— BEGIN —
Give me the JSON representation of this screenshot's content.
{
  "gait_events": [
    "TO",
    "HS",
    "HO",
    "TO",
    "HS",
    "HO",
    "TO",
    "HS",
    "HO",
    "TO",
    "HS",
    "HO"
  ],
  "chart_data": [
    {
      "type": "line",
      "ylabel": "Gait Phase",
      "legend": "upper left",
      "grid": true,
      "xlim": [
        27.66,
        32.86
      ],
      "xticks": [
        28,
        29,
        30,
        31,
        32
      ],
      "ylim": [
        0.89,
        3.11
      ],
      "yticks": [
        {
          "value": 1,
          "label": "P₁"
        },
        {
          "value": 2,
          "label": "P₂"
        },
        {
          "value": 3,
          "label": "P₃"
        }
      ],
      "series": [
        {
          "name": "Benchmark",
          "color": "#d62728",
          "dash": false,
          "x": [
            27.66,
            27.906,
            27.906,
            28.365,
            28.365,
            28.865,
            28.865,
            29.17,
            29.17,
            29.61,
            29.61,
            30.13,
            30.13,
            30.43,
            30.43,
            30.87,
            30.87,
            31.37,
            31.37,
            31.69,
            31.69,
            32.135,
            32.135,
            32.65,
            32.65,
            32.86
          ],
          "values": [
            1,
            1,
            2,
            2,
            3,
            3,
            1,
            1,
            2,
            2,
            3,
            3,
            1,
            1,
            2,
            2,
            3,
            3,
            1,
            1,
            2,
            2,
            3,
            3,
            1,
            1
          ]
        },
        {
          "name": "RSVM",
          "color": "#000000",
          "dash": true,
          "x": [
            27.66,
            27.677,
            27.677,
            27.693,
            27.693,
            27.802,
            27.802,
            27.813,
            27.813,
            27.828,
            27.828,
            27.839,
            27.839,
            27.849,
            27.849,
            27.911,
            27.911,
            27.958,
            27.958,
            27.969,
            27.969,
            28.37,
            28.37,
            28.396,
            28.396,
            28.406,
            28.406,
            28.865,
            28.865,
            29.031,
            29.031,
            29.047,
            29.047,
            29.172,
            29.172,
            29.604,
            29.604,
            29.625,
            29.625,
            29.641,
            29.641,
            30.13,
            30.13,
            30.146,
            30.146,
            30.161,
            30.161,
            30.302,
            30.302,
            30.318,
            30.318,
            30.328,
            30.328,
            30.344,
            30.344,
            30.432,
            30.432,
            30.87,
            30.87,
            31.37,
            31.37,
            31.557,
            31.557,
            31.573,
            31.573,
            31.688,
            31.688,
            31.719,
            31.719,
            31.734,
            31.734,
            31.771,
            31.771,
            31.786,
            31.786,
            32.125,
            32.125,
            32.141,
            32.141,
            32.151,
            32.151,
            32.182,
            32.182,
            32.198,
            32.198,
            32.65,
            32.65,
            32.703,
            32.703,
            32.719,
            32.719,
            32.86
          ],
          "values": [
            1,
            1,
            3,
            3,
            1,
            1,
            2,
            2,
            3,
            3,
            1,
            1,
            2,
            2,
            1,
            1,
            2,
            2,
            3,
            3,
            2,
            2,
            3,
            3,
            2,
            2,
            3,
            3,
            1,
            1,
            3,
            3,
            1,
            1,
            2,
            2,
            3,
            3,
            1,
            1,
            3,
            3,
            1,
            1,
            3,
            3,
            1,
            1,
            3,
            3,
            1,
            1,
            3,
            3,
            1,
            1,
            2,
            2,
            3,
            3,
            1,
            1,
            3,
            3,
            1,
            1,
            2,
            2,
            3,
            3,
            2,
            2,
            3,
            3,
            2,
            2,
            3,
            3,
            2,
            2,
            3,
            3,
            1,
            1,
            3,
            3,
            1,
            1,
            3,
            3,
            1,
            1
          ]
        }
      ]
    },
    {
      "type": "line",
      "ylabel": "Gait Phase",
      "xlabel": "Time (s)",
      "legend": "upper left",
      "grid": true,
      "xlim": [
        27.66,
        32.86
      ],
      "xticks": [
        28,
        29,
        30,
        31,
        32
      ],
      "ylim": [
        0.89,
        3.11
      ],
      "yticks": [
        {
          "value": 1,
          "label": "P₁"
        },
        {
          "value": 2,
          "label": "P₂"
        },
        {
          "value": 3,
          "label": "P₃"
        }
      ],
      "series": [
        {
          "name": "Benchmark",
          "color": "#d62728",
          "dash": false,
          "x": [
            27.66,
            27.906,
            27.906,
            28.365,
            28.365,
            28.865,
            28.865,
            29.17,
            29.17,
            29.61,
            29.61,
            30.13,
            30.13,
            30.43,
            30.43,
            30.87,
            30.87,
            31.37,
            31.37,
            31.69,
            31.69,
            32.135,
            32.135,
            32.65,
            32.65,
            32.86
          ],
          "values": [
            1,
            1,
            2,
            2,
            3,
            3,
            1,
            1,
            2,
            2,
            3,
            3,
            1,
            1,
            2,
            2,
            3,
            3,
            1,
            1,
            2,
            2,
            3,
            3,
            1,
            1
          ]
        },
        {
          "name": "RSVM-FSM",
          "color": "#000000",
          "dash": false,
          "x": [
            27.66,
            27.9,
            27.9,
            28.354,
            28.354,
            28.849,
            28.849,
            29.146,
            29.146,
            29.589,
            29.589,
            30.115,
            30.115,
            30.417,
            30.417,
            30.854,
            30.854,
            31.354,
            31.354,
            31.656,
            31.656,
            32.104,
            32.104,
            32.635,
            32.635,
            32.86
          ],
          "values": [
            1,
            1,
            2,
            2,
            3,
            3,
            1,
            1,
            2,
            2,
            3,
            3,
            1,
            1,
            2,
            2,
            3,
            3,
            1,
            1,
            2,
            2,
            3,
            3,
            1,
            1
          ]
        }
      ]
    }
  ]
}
— END —
_What you need to do_
Output the lines above verbatim and in full.

_The solution_
Give me the JSON representation of this screenshot's content.
{
  "gait_events": [
    "TO",
    "HS",
    "HO",
    "TO",
    "HS",
    "HO",
    "TO",
    "HS",
    "HO",
    "TO",
    "HS",
    "HO"
  ],
  "chart_data": [
    {
      "type": "line",
      "ylabel": "Gait Phase",
      "legend": "upper left",
      "grid": true,
      "xlim": [
        27.66,
        32.86
      ],
      "xticks": [
        28,
        29,
        30,
        31,
        32
      ],
      "ylim": [
        0.89,
        3.11
      ],
      "yticks": [
        {
          "value": 1,
          "label": "P₁"
        },
        {
          "value": 2,
          "label": "P₂"
        },
        {
          "value": 3,
          "label": "P₃"
        }
      ],
      "series": [
        {
          "name": "Benchmark",
          "color": "#d62728",
          "dash": false,
          "x": [
            27.66,
            27.906,
            27.906,
            28.365,
            28.365,
            28.865,
            28.865,
            29.17,
            29.17,
            29.61,
            29.61,
            30.13,
            30.13,
            30.43,
            30.43,
            30.87,
            30.87,
            31.37,
            31.37,
            31.69,
            31.69,
            32.135,
            32.135,
            32.65,
            32.65,
            32.86
          ],
          "values": [
            1,
            1,
            2,
            2,
            3,
            3,
            1,
            1,
            2,
            2,
            3,
            3,
            1,
            1,
            2,
            2,
            3,
            3,
            1,
            1,
            2,
            2,
            3,
            3,
            1,
            1
          ]
        },
        {
          "name": "RSVM",
          "color": "#000000",
          "dash": true,
          "x": [
            27.66,
            27.677,
            27.677,
            27.693,
            27.693,
            27.802,
            27.802,
            27.813,
            27.813,
            27.828,
            27.828,
            27.839,
            27.839,
            27.849,
            27.849,
            27.911,
            27.911,
            27.958,
            27.958,
            27.969,
            27.969,
            28.37,
            28.37,
            28.396,
            28.396,
            28.406,
            28.406,
            28.865,
            28.865,
            29.031,
            29.031,
            29.047,
            29.047,
            29.172,
            29.172,
            29.604,
            29.604,
            29.625,
            29.625,
            29.641,
            29.641,
            30.13,
            30.13,
            30.146,
            30.146,
            30.161,
            30.161,
            30.302,
            30.302,
            30.318,
            30.318,
            30.328,
            30.328,
            30.344,
            30.344,
            30.432,
            30.432,
            30.87,
            30.87,
            31.37,
            31.37,
            31.557,
            31.557,
            31.573,
            31.573,
            31.688,
            31.688,
            31.719,
            31.719,
            31.734,
            31.734,
            31.771,
            31.771,
            31.786,
            31.786,
            32.125,
            32.125,
            32.141,
            32.141,
            32.151,
            32.151,
            32.182,
            32.182,
            32.198,
            32.198,
            32.65,
            32.65,
            32.703,
            32.703,
            32.719,
            32.719,
            32.86
          ],
          "values": [
            1,
            1,
            3,
            3,
            1,
            1,
            2,
            2,
            3,
            3,
            1,
            1,
            2,
            2,
            1,
            1,
            2,
            2,
            3,
            3,
            2,
            2,
            3,
            3,
            2,
            2,
            3,
            3,
            1,
            1,
            3,
            3,
            1,
            1,
            2,
            2,
            3,
            3,
            1,
            1,
            3,
            3,
            1,
            1,
            3,
            3,
            1,
            1,
            3,
            3,
            1,
            1,
            3,
            3,
            1,
            1,
            2,
            2,
            3,
            3,
            1,
            1,
            3,
            3,
            1,
            1,
            2,
            2,
            3,
            3,
            2,
            2,
            3,
            3,
            2,
            2,
            3,
            3,
            2,
            2,
            3,
            3,
            1,
            1,
            3,
            3,
            1,
            1,
            3,
            3,
            1,
            1
          ]
        }
      ]
    },
    {
      "type": "line",
      "ylabel": "Gait Phase",
      "xlabel": "Time (s)",
      "legend": "upper left",
      "grid": true,
      "xlim": [
        27.66,
        32.86
      ],
      "xticks": [
        28,
        29,
        30,
        31,
        32
      ],
      "ylim": [
        0.89,
        3.11
      ],
      "yticks": [
        {
          "value": 1,
          "label": "P₁"
        },
        {
          "value": 2,
          "label": "P₂"
        },
        {
          "value": 3,
          "label": "P₃"
        }
      ],
      "series": [
        {
          "name": "Benchmark",
          "color": "#d62728",
          "dash": false,
          "x": [
            27.66,
            27.906,
            27.906,
            28.365,
            28.365,
            28.865,
            28.865,
            29.17,
            29.17,
            29.61,
            29.61,
            30.13,
            30.13,
            30.43,
            30.43,
            30.87,
            30.87,
            31.37,
            31.37,
            31.69,
            31.69,
            32.135,
            32.135,
            32.65,
            32.65,
            32.86
          ],
          "values": [
            1,
            1,
            2,
            2,
            3,
            3,
            1,
            1,
            2,
            2,
            3,
            3,
            1,
            1,
            2,
            2,
            3,
            3,
            1,
            1,
            2,
            2,
            3,
            3,
            1,
            1
          ]
        },
        {
          "name": "RSVM-FSM",
          "color": "#000000",
          "dash": false,
          "x": [
            27.66,
            27.9,
            27.9,
            28.354,
            28.354,
            28.849,
            28.849,
            29.146,
            29.146,
            29.589,
            29.589,
            30.115,
            30.115,
            30.417,
            30.417,
            30.854,
            30.854,
            31.354,
            31.354,
            31.656,
            31.656,
            32.104,
            32.104,
            32.635,
            32.635,
            32.86
          ],
          "values": [
            1,
            1,
            2,
            2,
            3,
            3,
            1,
            1,
            2,
            2,
            3,
            3,
            1,
            1,
            2,
            2,
            3,
            3,
            1,
            1,
            2,
            2,
            3,
            3,
            1,
            1
          ]
        }
      ]
    }
  ]
}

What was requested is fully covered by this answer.